--- START OF RECORDS FOR PROCESSING ---

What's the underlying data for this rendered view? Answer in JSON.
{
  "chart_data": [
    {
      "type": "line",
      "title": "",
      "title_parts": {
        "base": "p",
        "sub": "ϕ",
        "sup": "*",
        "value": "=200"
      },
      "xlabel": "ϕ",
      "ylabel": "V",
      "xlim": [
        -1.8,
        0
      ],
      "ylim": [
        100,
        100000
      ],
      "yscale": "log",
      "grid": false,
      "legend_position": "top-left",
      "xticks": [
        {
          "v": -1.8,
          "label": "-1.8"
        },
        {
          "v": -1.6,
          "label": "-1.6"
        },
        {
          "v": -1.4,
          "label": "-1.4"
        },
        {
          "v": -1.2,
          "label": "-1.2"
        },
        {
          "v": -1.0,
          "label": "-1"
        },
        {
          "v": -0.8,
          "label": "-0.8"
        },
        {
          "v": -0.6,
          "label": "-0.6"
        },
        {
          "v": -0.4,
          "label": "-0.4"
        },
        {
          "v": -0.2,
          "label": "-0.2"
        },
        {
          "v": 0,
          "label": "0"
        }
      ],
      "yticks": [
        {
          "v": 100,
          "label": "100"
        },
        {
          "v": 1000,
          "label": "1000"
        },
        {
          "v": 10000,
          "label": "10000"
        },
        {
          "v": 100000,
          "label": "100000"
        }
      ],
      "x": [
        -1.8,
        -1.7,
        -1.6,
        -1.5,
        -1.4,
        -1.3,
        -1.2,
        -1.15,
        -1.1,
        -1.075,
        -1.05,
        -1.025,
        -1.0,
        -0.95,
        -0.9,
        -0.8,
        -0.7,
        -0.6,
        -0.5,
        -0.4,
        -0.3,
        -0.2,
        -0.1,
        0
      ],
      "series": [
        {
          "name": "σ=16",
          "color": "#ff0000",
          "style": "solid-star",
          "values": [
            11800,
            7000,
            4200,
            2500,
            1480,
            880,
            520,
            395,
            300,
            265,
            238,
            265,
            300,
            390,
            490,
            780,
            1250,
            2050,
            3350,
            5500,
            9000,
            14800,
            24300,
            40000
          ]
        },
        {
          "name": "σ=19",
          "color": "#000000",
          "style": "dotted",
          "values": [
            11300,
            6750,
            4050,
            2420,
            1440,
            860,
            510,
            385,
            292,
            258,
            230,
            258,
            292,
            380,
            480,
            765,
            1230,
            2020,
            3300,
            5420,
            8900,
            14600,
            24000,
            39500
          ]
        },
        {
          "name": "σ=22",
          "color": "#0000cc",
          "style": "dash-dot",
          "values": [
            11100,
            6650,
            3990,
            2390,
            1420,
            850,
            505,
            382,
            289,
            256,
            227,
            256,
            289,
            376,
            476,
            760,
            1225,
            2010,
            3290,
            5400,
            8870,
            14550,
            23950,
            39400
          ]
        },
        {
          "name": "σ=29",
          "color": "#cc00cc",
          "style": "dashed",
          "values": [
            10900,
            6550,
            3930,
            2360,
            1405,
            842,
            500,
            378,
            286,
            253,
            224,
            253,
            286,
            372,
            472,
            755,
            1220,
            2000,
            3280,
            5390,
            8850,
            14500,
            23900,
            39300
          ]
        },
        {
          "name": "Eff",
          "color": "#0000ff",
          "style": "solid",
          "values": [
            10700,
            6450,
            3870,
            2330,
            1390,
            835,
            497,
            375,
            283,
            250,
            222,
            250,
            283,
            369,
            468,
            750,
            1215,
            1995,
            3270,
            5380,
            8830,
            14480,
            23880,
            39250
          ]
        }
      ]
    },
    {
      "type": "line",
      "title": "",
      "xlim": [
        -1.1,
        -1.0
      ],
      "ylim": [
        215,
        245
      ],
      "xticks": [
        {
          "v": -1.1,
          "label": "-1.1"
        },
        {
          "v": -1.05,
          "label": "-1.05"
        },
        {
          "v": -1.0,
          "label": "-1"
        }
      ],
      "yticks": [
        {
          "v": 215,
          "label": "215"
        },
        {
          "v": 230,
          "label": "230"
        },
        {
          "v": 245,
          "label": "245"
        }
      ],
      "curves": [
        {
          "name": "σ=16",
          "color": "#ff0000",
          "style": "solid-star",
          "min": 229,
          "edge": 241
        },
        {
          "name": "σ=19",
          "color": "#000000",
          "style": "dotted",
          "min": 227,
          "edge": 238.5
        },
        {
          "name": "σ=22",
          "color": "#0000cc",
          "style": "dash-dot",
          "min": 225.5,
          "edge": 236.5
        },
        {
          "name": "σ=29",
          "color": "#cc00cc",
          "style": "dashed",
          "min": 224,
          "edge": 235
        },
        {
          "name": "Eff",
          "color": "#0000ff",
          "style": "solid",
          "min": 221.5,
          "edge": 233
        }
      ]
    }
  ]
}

--- END OF RECORDS FOR PROCESSING ---

• PROBLEM REQUIREMENTS
Write out all the data again, exactly as it appears.

• SOLUTION TO THIS PROBLEM
What's the underlying data for this rendered view? Answer in JSON.
{
  "chart_data": [
    {
      "type": "line",
      "title": "",
      "title_parts": {
        "base": "p",
        "sub": "ϕ",
        "sup": "*",
        "value": "=200"
      },
      "xlabel": "ϕ",
      "ylabel": "V",
      "xlim": [
        -1.8,
        0
      ],
      "ylim": [
        100,
        100000
      ],
      "yscale": "log",
      "grid": false,
      "legend_position": "top-left",
      "xticks": [
        {
          "v": -1.8,
          "label": "-1.8"
        },
        {
          "v": -1.6,
          "label": "-1.6"
        },
        {
          "v": -1.4,
          "label": "-1.4"
        },
        {
          "v": -1.2,
          "label": "-1.2"
        },
        {
          "v": -1.0,
          "label": "-1"
        },
        {
          "v": -0.8,
          "label": "-0.8"
        },
        {
          "v": -0.6,
          "label": "-0.6"
        },
        {
          "v": -0.4,
          "label": "-0.4"
        },
        {
          "v": -0.2,
          "label": "-0.2"
        },
        {
          "v": 0,
          "label": "0"
        }
      ],
      "yticks": [
        {
          "v": 100,
          "label": "100"
        },
        {
          "v": 1000,
          "label": "1000"
        },
        {
          "v": 10000,
          "label": "10000"
        },
        {
          "v": 100000,
          "label": "100000"
        }
      ],
      "x": [
        -1.8,
        -1.7,
        -1.6,
        -1.5,
        -1.4,
        -1.3,
        -1.2,
        -1.15,
        -1.1,
        -1.075,
        -1.05,
        -1.025,
        -1.0,
        -0.95,
        -0.9,
        -0.8,
        -0.7,
        -0.6,
        -0.5,
        -0.4,
        -0.3,
        -0.2,
        -0.1,
        0
      ],
      "series": [
        {
          "name": "σ=16",
          "color": "#ff0000",
          "style": "solid-star",
          "values": [
            11800,
            7000,
            4200,
            2500,
            1480,
            880,
            520,
            395,
            300,
            265,
            238,
            265,
            300,
            390,
            490,
            780,
            1250,
            2050,
            3350,
            5500,
            9000,
            14800,
            24300,
            40000
          ]
        },
        {
          "name": "σ=19",
          "color": "#000000",
          "style": "dotted",
          "values": [
            11300,
            6750,
            4050,
            2420,
            1440,
            860,
            510,
            385,
            292,
            258,
            230,
            258,
            292,
            380,
            480,
            765,
            1230,
            2020,
            3300,
            5420,
            8900,
            14600,
            24000,
            39500
          ]
        },
        {
          "name": "σ=22",
          "color": "#0000cc",
          "style": "dash-dot",
          "values": [
            11100,
            6650,
            3990,
            2390,
            1420,
            850,
            505,
            382,
            289,
            256,
            227,
            256,
            289,
            376,
            476,
            760,
            1225,
            2010,
            3290,
            5400,
            8870,
            14550,
            23950,
            39400
          ]
        },
        {
          "name": "σ=29",
          "color": "#cc00cc",
          "style": "dashed",
          "values": [
            10900,
            6550,
            3930,
            2360,
            1405,
            842,
            500,
            378,
            286,
            253,
            224,
            253,
            286,
            372,
            472,
            755,
            1220,
            2000,
            3280,
            5390,
            8850,
            14500,
            23900,
            39300
          ]
        },
        {
          "name": "Eff",
          "color": "#0000ff",
          "style": "solid",
          "values": [
            10700,
            6450,
            3870,
            2330,
            1390,
            835,
            497,
            375,
            283,
            250,
            222,
            250,
            283,
            369,
            468,
            750,
            1215,
            1995,
            3270,
            5380,
            8830,
            14480,
            23880,
            39250
          ]
        }
      ]
    },
    {
      "type": "line",
      "title": "",
      "xlim": [
        -1.1,
        -1.0
      ],
      "ylim": [
        215,
        245
      ],
      "xticks": [
        {
          "v": -1.1,
          "label": "-1.1"
        },
        {
          "v": -1.05,
          "label": "-1.05"
        },
        {
          "v": -1.0,
          "label": "-1"
        }
      ],
      "yticks": [
        {
          "v": 215,
          "label": "215"
        },
        {
          "v": 230,
          "label": "230"
        },
        {
          "v": 245,
          "label": "245"
        }
      ],
      "curves": [
        {
          "name": "σ=16",
          "color": "#ff0000",
          "style": "solid-star",
          "min": 229,
          "edge": 241
        },
        {
          "name": "σ=19",
          "color": "#000000",
          "style": "dotted",
          "min": 227,
          "edge": 238.5
        },
        {
          "name": "σ=22",
          "color": "#0000cc",
          "style": "dash-dot",
          "min": 225.5,
          "edge": 236.5
        },
        {
          "name": "σ=29",
          "color": "#cc00cc",
          "style": "dashed",
          "min": 224,
          "edge": 235
        },
        {
          "name": "Eff",
          "color": "#0000ff",
          "style": "solid",
          "min": 221.5,
          "edge": 233
        }
      ]
    }
  ]
}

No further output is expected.